[What you have to do] Your task is to repeat the entries word for word while leaving out the pictures.

[Data entries]
= = = = = = =

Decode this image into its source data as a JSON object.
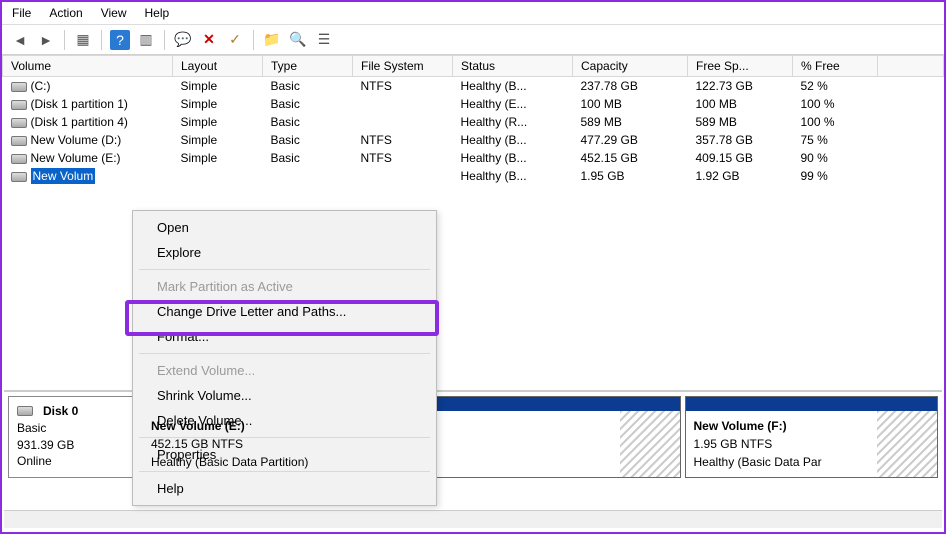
{
  "menu": {
    "file": "File",
    "action": "Action",
    "view": "View",
    "help": "Help"
  },
  "toolbar": {
    "back": "◄",
    "forward": "►",
    "table": "▦",
    "help": "?",
    "schedule": "▥",
    "chat": "💬",
    "close": "✕",
    "check": "✓",
    "folder_up": "📁",
    "search": "🔍",
    "list": "☰"
  },
  "columns": {
    "volume": "Volume",
    "layout": "Layout",
    "type": "Type",
    "fs": "File System",
    "status": "Status",
    "capacity": "Capacity",
    "free": "Free Sp...",
    "pctfree": "% Free"
  },
  "rows": [
    {
      "vol": "(C:)",
      "layout": "Simple",
      "type": "Basic",
      "fs": "NTFS",
      "status": "Healthy (B...",
      "cap": "237.78 GB",
      "free": "122.73 GB",
      "pct": "52 %"
    },
    {
      "vol": "(Disk 1 partition 1)",
      "layout": "Simple",
      "type": "Basic",
      "fs": "",
      "status": "Healthy (E...",
      "cap": "100 MB",
      "free": "100 MB",
      "pct": "100 %"
    },
    {
      "vol": "(Disk 1 partition 4)",
      "layout": "Simple",
      "type": "Basic",
      "fs": "",
      "status": "Healthy (R...",
      "cap": "589 MB",
      "free": "589 MB",
      "pct": "100 %"
    },
    {
      "vol": "New Volume (D:)",
      "layout": "Simple",
      "type": "Basic",
      "fs": "NTFS",
      "status": "Healthy (B...",
      "cap": "477.29 GB",
      "free": "357.78 GB",
      "pct": "75 %"
    },
    {
      "vol": "New Volume (E:)",
      "layout": "Simple",
      "type": "Basic",
      "fs": "NTFS",
      "status": "Healthy (B...",
      "cap": "452.15 GB",
      "free": "409.15 GB",
      "pct": "90 %"
    },
    {
      "vol": "New Volum",
      "layout": "",
      "type": "",
      "fs": "",
      "status": "Healthy (B...",
      "cap": "1.95 GB",
      "free": "1.92 GB",
      "pct": "99 %",
      "selected": true
    }
  ],
  "contextmenu": {
    "open": "Open",
    "explore": "Explore",
    "markactive": "Mark Partition as Active",
    "change": "Change Drive Letter and Paths...",
    "format": "Format...",
    "extend": "Extend Volume...",
    "shrink": "Shrink Volume...",
    "delete": "Delete Volume...",
    "properties": "Properties",
    "help": "Help"
  },
  "disk": {
    "label": "Disk 0",
    "type": "Basic",
    "size": "931.39 GB",
    "status": "Online",
    "volE": {
      "title": "New Volume  (E:)",
      "line1": "452.15 GB NTFS",
      "line2": "Healthy (Basic Data Partition)"
    },
    "volF": {
      "title": "New Volume  (F:)",
      "line1": "1.95 GB NTFS",
      "line2": "Healthy (Basic Data Par"
    }
  }
}
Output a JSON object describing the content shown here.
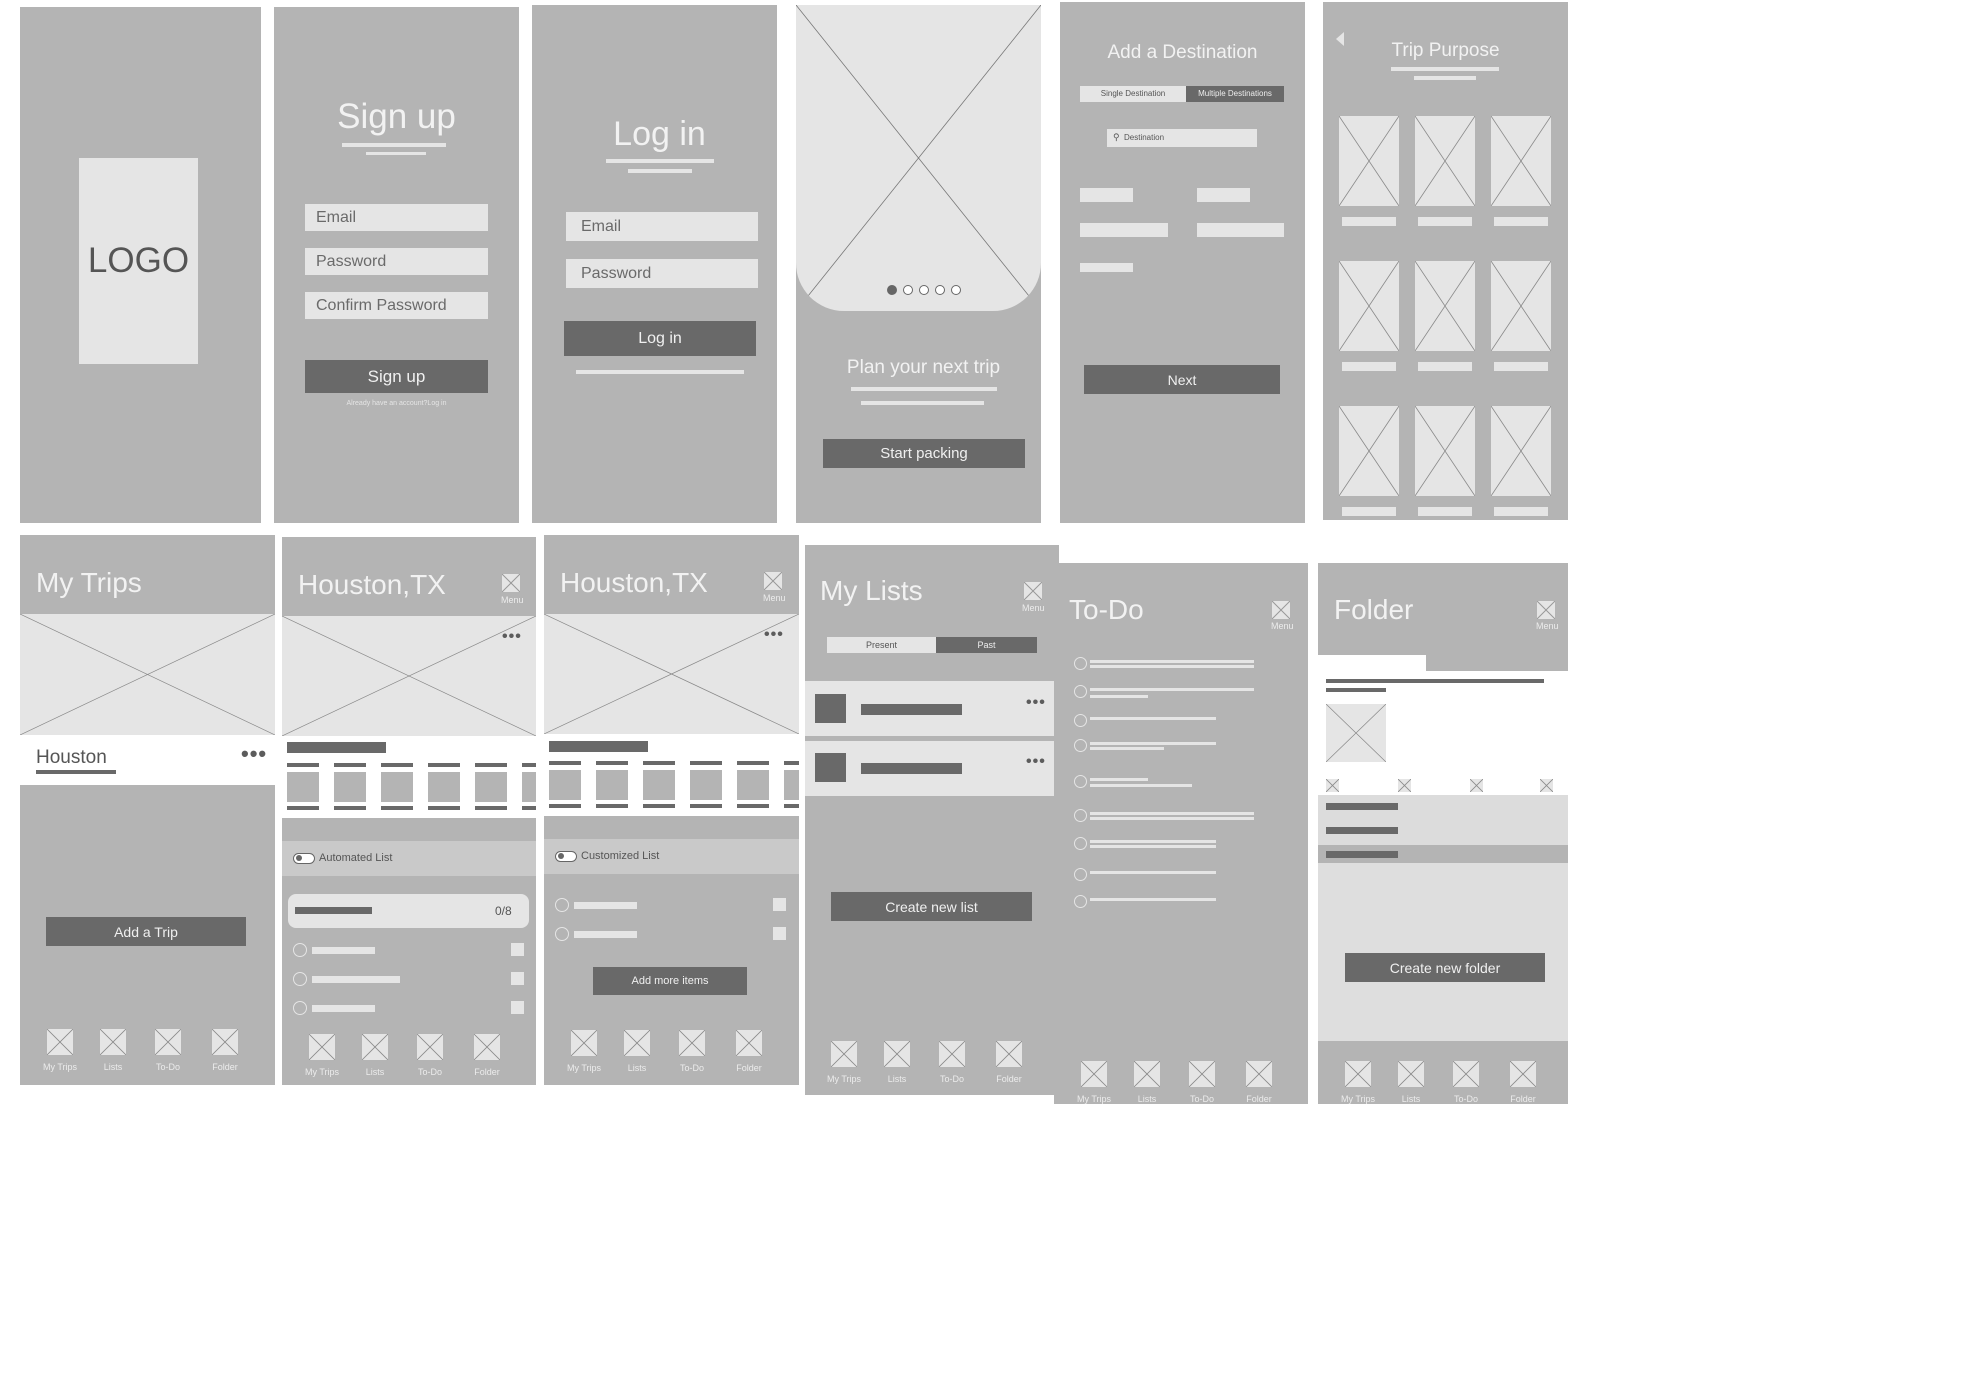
{
  "logo_screen": {
    "logo_text": "LOGO"
  },
  "signup_screen": {
    "title": "Sign up",
    "email_placeholder": "Email",
    "password_placeholder": "Password",
    "confirm_placeholder": "Confirm Password",
    "button_label": "Sign up",
    "footer_text": "Already have an account?Log in"
  },
  "login_screen": {
    "title": "Log in",
    "email_placeholder": "Email",
    "password_placeholder": "Password",
    "button_label": "Log in"
  },
  "onboarding_screen": {
    "headline": "Plan your next trip",
    "button_label": "Start packing",
    "page_count": 5,
    "active_page": 1
  },
  "destination_screen": {
    "title": "Add a Destination",
    "segment_single": "Single Destination",
    "segment_multiple": "Multiple Destinations",
    "search_placeholder": "Destination",
    "button_label": "Next"
  },
  "purpose_screen": {
    "title": "Trip Purpose"
  },
  "mytrips_screen": {
    "title": "My Trips",
    "trip_name": "Houston",
    "button_label": "Add a Trip"
  },
  "houston_auto_screen": {
    "title": "Houston,TX",
    "menu_label": "Menu",
    "toggle_label": "Automated List",
    "progress_text": "0/8"
  },
  "houston_custom_screen": {
    "title": "Houston,TX",
    "menu_label": "Menu",
    "toggle_label": "Customized List",
    "button_label": "Add more items"
  },
  "mylists_screen": {
    "title": "My Lists",
    "menu_label": "Menu",
    "tab_present": "Present",
    "tab_past": "Past",
    "button_label": "Create new list"
  },
  "todo_screen": {
    "title": "To-Do",
    "menu_label": "Menu"
  },
  "folder_screen": {
    "title": "Folder",
    "menu_label": "Menu",
    "button_label": "Create new folder"
  },
  "nav": {
    "my_trips": "My Trips",
    "lists": "Lists",
    "todo": "To-Do",
    "folder": "Folder"
  },
  "colors": {
    "screen_bg": "#b4b4b4",
    "placeholder": "#e5e5e5",
    "dark": "#696969"
  }
}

= = = = = = =

[Expected answer]
Decode this image into its source data as a JSON object.
{
  "menu": {
    "file": "File",
    "action": "Action",
    "view": "View",
    "help": "Help"
  },
  "toolbar": {
    "back": "◄",
    "forward": "►",
    "table": "▦",
    "help": "?",
    "schedule": "▥",
    "chat": "💬",
    "close": "✕",
    "check": "✓",
    "folder_up": "📁",
    "search": "🔍",
    "list": "☰"
  },
  "columns": {
    "volume": "Volume",
    "layout": "Layout",
    "type": "Type",
    "fs": "File System",
    "status": "Status",
    "capacity": "Capacity",
    "free": "Free Sp...",
    "pctfree": "% Free"
  },
  "rows": [
    {
      "vol": "(C:)",
      "layout": "Simple",
      "type": "Basic",
      "fs": "NTFS",
      "status": "Healthy (B...",
      "cap": "237.78 GB",
      "free": "122.73 GB",
      "pct": "52 %"
    },
    {
      "vol": "(Disk 1 partition 1)",
      "layout": "Simple",
      "type": "Basic",
      "fs": "",
      "status": "Healthy (E...",
      "cap": "100 MB",
      "free": "100 MB",
      "pct": "100 %"
    },
    {
      "vol": "(Disk 1 partition 4)",
      "layout": "Simple",
      "type": "Basic",
      "fs": "",
      "status": "Healthy (R...",
      "cap": "589 MB",
      "free": "589 MB",
      "pct": "100 %"
    },
    {
      "vol": "New Volume (D:)",
      "layout": "Simple",
      "type": "Basic",
      "fs": "NTFS",
      "status": "Healthy (B...",
      "cap": "477.29 GB",
      "free": "357.78 GB",
      "pct": "75 %"
    },
    {
      "vol": "New Volume (E:)",
      "layout": "Simple",
      "type": "Basic",
      "fs": "NTFS",
      "status": "Healthy (B...",
      "cap": "452.15 GB",
      "free": "409.15 GB",
      "pct": "90 %"
    },
    {
      "vol": "New Volum",
      "layout": "",
      "type": "",
      "fs": "",
      "status": "Healthy (B...",
      "cap": "1.95 GB",
      "free": "1.92 GB",
      "pct": "99 %",
      "selected": true
    }
  ],
  "contextmenu": {
    "open": "Open",
    "explore": "Explore",
    "markactive": "Mark Partition as Active",
    "change": "Change Drive Letter and Paths...",
    "format": "Format...",
    "extend": "Extend Volume...",
    "shrink": "Shrink Volume...",
    "delete": "Delete Volume...",
    "properties": "Properties",
    "help": "Help"
  },
  "disk": {
    "label": "Disk 0",
    "type": "Basic",
    "size": "931.39 GB",
    "status": "Online",
    "volE": {
      "title": "New Volume  (E:)",
      "line1": "452.15 GB NTFS",
      "line2": "Healthy (Basic Data Partition)"
    },
    "volF": {
      "title": "New Volume  (F:)",
      "line1": "1.95 GB NTFS",
      "line2": "Healthy (Basic Data Par"
    }
  }
}
Output a JSON object describing the content shown here.
{
  "logo_screen": {
    "logo_text": "LOGO"
  },
  "signup_screen": {
    "title": "Sign up",
    "email_placeholder": "Email",
    "password_placeholder": "Password",
    "confirm_placeholder": "Confirm Password",
    "button_label": "Sign up",
    "footer_text": "Already have an account?Log in"
  },
  "login_screen": {
    "title": "Log in",
    "email_placeholder": "Email",
    "password_placeholder": "Password",
    "button_label": "Log in"
  },
  "onboarding_screen": {
    "headline": "Plan your next trip",
    "button_label": "Start packing",
    "page_count": 5,
    "active_page": 1
  },
  "destination_screen": {
    "title": "Add a Destination",
    "segment_single": "Single Destination",
    "segment_multiple": "Multiple Destinations",
    "search_placeholder": "Destination",
    "button_label": "Next"
  },
  "purpose_screen": {
    "title": "Trip Purpose"
  },
  "mytrips_screen": {
    "title": "My Trips",
    "trip_name": "Houston",
    "button_label": "Add a Trip"
  },
  "houston_auto_screen": {
    "title": "Houston,TX",
    "menu_label": "Menu",
    "toggle_label": "Automated List",
    "progress_text": "0/8"
  },
  "houston_custom_screen": {
    "title": "Houston,TX",
    "menu_label": "Menu",
    "toggle_label": "Customized List",
    "button_label": "Add more items"
  },
  "mylists_screen": {
    "title": "My Lists",
    "menu_label": "Menu",
    "tab_present": "Present",
    "tab_past": "Past",
    "button_label": "Create new list"
  },
  "todo_screen": {
    "title": "To-Do",
    "menu_label": "Menu"
  },
  "folder_screen": {
    "title": "Folder",
    "menu_label": "Menu",
    "button_label": "Create new folder"
  },
  "nav": {
    "my_trips": "My Trips",
    "lists": "Lists",
    "todo": "To-Do",
    "folder": "Folder"
  },
  "colors": {
    "screen_bg": "#b4b4b4",
    "placeholder": "#e5e5e5",
    "dark": "#696969"
  }
}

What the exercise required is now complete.